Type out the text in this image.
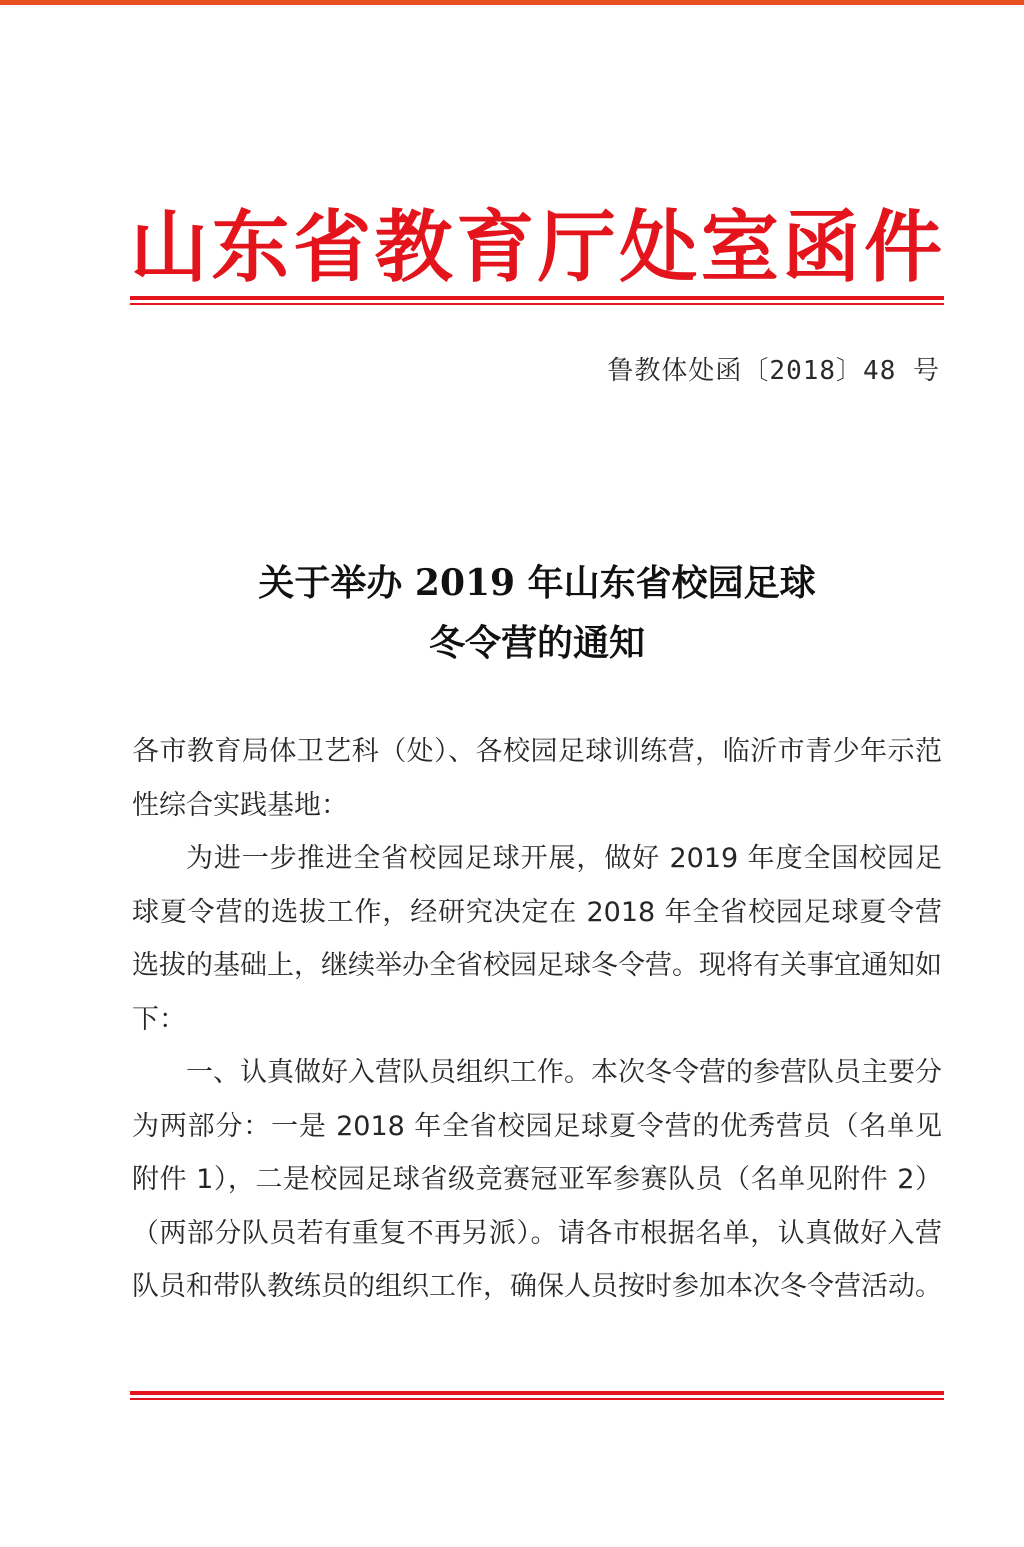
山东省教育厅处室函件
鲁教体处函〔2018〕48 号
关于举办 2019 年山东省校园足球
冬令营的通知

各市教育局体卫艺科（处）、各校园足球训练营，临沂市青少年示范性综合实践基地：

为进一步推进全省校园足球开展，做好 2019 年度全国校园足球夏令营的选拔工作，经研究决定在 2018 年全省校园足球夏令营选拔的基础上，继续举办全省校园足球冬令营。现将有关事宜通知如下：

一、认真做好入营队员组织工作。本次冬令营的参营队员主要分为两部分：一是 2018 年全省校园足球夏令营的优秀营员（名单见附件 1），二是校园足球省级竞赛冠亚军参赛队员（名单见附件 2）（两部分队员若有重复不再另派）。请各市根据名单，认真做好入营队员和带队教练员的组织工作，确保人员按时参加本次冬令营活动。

--

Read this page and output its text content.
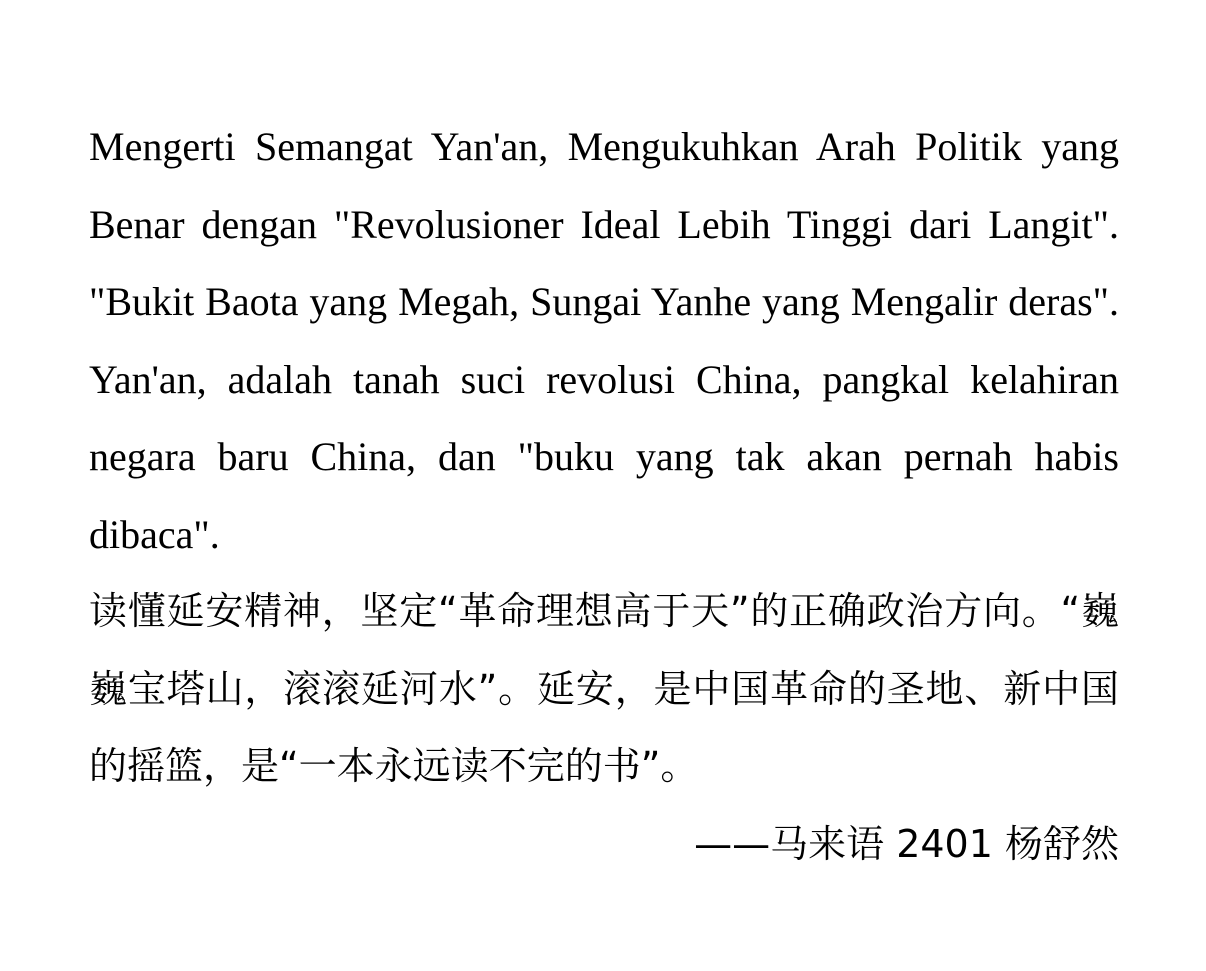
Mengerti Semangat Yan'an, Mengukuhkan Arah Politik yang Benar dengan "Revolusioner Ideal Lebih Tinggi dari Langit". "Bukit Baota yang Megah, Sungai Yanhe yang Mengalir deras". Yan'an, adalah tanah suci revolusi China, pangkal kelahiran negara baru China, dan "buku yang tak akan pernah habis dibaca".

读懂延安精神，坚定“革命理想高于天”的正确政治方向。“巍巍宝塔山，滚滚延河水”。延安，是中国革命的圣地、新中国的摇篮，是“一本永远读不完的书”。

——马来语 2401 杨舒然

• EXERCISE BRIEF
Collect each line of the entries that has the word "this", copying it in full.

• TASK OUTPUT
Type out the text in this image.
Read this page and output its text content.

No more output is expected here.